• **TASK TO COMPLETE**
Give as a numbered list the lines between the line containing "- data-point: [347, 338, 350, 341]" and the line containing "- data-point: [1047, 292, 1049, 294]", inclusive, leaving out any blank lines.

[Records from a data collection]
********
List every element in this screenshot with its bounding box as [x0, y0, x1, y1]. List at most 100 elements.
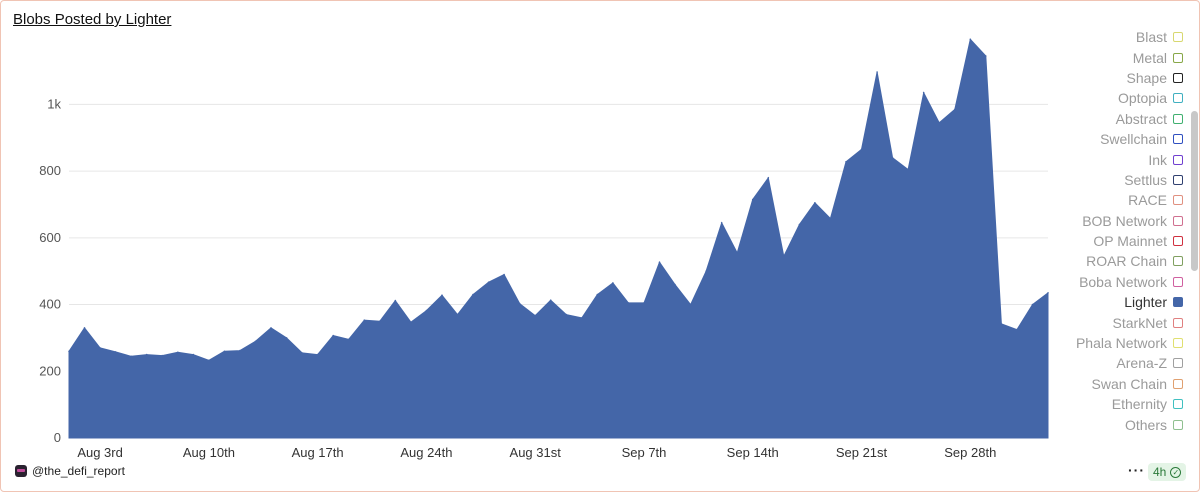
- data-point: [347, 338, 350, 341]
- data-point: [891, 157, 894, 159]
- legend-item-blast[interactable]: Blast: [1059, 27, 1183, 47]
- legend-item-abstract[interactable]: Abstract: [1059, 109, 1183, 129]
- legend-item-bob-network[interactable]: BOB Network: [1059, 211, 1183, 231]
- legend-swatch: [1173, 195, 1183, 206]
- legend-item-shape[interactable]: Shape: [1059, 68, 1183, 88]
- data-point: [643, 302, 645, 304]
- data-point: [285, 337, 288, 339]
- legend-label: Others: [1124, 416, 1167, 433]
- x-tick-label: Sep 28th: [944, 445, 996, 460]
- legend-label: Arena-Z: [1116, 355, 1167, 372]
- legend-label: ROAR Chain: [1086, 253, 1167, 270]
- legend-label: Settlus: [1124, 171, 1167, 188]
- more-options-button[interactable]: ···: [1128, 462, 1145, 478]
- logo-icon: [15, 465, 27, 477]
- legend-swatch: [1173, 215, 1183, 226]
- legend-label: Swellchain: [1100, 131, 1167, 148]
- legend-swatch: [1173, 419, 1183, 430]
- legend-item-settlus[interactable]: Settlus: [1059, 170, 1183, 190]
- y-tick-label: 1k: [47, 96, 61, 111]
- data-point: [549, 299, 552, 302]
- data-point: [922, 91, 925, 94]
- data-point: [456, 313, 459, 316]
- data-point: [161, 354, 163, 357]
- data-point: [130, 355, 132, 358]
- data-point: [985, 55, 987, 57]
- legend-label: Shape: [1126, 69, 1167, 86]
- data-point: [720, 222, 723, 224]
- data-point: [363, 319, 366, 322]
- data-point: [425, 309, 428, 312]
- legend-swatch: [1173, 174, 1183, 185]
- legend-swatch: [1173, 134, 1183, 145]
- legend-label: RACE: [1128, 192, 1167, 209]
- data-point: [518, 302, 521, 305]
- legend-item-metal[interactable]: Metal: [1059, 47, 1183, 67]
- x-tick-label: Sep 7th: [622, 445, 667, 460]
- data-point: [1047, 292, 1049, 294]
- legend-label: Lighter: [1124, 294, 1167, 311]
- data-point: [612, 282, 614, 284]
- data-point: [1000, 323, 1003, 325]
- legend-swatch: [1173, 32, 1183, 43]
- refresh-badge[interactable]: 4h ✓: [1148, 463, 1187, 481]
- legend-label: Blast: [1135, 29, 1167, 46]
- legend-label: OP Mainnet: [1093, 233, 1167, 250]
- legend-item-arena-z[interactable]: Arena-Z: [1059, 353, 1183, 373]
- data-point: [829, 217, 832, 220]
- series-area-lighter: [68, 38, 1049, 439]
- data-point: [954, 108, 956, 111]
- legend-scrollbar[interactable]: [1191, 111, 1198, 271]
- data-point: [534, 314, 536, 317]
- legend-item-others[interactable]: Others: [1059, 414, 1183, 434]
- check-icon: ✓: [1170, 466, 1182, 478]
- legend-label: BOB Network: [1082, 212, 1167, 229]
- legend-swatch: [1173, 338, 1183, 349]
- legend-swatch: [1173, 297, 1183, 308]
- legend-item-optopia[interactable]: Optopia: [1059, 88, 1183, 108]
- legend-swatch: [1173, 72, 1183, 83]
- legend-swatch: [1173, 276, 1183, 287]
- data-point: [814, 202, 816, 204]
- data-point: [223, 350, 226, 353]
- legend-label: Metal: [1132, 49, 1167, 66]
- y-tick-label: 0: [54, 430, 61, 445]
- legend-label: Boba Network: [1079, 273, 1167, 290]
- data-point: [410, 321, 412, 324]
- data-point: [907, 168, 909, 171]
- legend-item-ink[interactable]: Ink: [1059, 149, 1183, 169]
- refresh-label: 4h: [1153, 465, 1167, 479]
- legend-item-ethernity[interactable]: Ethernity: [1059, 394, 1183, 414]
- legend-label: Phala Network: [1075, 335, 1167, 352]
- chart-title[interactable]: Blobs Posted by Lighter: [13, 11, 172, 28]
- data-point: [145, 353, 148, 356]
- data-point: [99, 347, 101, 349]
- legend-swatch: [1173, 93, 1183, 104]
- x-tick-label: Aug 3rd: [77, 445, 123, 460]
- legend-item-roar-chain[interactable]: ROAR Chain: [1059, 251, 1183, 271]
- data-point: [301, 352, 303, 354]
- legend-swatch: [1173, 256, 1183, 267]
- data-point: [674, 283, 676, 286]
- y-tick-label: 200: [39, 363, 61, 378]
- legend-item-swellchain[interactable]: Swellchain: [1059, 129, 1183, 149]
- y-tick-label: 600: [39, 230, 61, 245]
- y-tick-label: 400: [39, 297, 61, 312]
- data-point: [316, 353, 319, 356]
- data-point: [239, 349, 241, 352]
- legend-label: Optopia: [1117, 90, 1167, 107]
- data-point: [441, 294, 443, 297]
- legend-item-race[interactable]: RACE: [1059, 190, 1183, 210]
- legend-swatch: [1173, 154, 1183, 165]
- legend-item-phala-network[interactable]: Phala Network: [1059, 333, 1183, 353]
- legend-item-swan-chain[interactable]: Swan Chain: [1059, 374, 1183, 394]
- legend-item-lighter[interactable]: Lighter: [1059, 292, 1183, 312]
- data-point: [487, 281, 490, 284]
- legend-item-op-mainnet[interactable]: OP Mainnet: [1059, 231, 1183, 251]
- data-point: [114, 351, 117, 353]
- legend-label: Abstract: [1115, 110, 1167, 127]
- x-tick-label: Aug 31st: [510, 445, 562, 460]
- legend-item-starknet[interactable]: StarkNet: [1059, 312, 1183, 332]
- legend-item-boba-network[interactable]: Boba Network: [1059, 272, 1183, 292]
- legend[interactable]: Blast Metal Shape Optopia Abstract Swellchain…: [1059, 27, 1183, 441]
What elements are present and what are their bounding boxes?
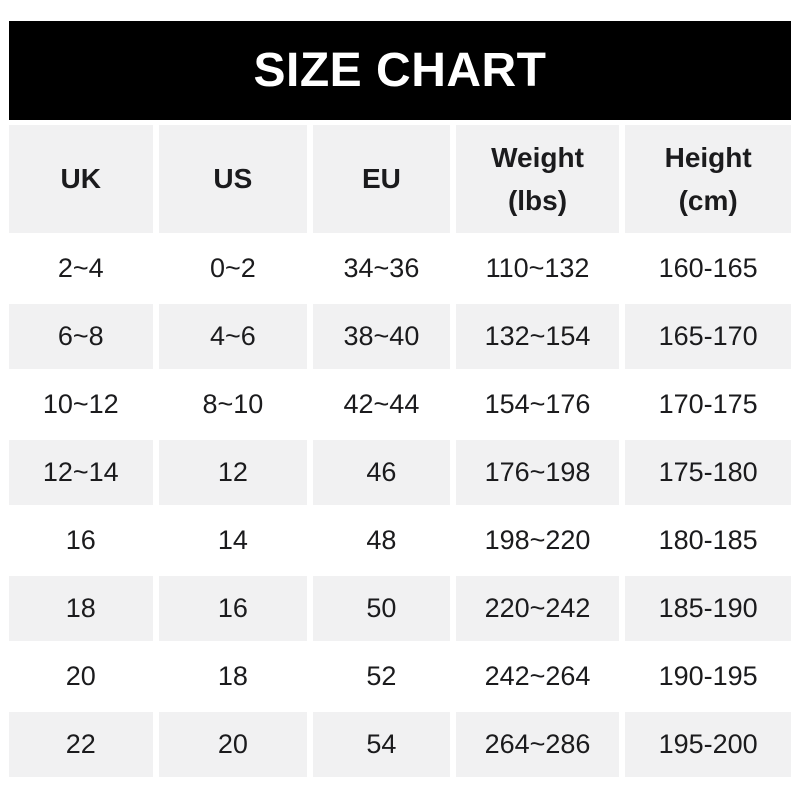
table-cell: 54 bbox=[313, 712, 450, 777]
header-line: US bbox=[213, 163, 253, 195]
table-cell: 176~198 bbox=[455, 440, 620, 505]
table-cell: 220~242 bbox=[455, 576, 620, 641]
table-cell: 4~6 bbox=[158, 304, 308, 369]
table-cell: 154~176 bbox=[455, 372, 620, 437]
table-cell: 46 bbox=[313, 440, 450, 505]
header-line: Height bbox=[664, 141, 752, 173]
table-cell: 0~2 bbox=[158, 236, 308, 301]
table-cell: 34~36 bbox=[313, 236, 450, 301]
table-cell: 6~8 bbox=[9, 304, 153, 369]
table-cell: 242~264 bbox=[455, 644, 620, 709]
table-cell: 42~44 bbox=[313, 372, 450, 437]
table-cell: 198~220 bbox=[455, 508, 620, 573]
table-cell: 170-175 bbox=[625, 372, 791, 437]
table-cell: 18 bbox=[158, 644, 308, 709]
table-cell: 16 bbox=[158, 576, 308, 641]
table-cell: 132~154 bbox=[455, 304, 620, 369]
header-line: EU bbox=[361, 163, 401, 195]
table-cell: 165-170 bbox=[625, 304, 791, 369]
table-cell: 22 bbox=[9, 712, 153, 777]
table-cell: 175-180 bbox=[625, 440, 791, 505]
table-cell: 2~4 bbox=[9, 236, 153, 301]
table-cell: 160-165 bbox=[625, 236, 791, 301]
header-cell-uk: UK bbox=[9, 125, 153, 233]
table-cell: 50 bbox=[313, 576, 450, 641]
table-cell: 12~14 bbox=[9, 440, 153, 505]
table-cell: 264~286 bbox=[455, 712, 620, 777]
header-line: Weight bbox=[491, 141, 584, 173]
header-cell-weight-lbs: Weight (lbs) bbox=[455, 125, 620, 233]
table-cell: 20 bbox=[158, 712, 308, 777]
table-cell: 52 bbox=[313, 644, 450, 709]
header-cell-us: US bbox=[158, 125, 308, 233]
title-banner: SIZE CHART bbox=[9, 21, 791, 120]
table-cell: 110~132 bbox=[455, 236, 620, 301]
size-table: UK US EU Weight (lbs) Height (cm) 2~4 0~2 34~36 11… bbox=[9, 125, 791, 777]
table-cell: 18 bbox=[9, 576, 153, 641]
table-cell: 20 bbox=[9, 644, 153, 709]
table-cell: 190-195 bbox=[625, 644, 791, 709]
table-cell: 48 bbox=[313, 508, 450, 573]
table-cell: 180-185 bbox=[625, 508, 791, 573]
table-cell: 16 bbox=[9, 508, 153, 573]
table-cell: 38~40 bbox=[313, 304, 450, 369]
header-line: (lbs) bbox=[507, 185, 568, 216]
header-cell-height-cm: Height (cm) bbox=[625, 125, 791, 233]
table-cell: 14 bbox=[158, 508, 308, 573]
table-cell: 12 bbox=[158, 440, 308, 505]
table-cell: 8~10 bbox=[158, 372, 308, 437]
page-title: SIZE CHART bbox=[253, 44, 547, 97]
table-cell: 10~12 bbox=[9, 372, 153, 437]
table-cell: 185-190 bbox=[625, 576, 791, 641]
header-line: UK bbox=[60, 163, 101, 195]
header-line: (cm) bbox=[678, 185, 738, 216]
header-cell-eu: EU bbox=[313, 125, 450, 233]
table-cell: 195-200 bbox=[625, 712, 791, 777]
********
• **WRITTEN ANSWER**
1. - data-point: [347, 338, 350, 341]
2. - data-point: [891, 157, 894, 159]
3. - legend-item-blast[interactable]: Blast: [1059, 27, 1183, 47]
4. - legend-item-abstract[interactable]: Abstract: [1059, 109, 1183, 129]
5. - legend-item-bob-network[interactable]: BOB Network: [1059, 211, 1183, 231]
6. - legend-swatch: [1173, 195, 1183, 206]
7. - legend-item-shape[interactable]: Shape: [1059, 68, 1183, 88]
8. - data-point: [643, 302, 645, 304]
9. - data-point: [285, 337, 288, 339]
10. - legend-label: Others: [1124, 416, 1167, 433]
11. - x-tick-label: Sep 28th: [944, 445, 996, 460]
12. - legend-label: Arena-Z: [1116, 355, 1167, 372]
13. - legend-label: ROAR Chain: [1086, 253, 1167, 270]
14. - legend-label: Settlus: [1124, 171, 1167, 188]
15. - more-options-button[interactable]: ···: [1128, 462, 1145, 478]
16. - logo-icon: [15, 465, 27, 477]
17. - legend-swatch: [1173, 215, 1183, 226]
18. - legend-label: Swellchain: [1100, 131, 1167, 148]
19. - legend-swatch: [1173, 419, 1183, 430]
20. - legend-item-settlus[interactable]: Settlus: [1059, 170, 1183, 190]
21. - y-tick-label: 1k: [47, 96, 61, 111]
22. - data-point: [549, 299, 552, 302]
23. - data-point: [922, 91, 925, 94]
24. - data-point: [456, 313, 459, 316]
25. - data-point: [161, 354, 163, 357]
26. - data-point: [130, 355, 132, 358]
27. - data-point: [985, 55, 987, 57]
28. - legend-label: Shape: [1126, 69, 1167, 86]
29. - data-point: [720, 222, 723, 224]
30. - data-point: [363, 319, 366, 322]
31. - data-point: [425, 309, 428, 312]
32. - legend-swatch: [1173, 174, 1183, 185]
33. - legend-swatch: [1173, 134, 1183, 145]
34. - legend-label: RACE: [1128, 192, 1167, 209]
35. - data-point: [518, 302, 521, 305]
36. - legend-item-metal[interactable]: Metal: [1059, 47, 1183, 67]
37. - x-tick-label: Sep 7th: [622, 445, 667, 460]
38. - data-point: [1047, 292, 1049, 294]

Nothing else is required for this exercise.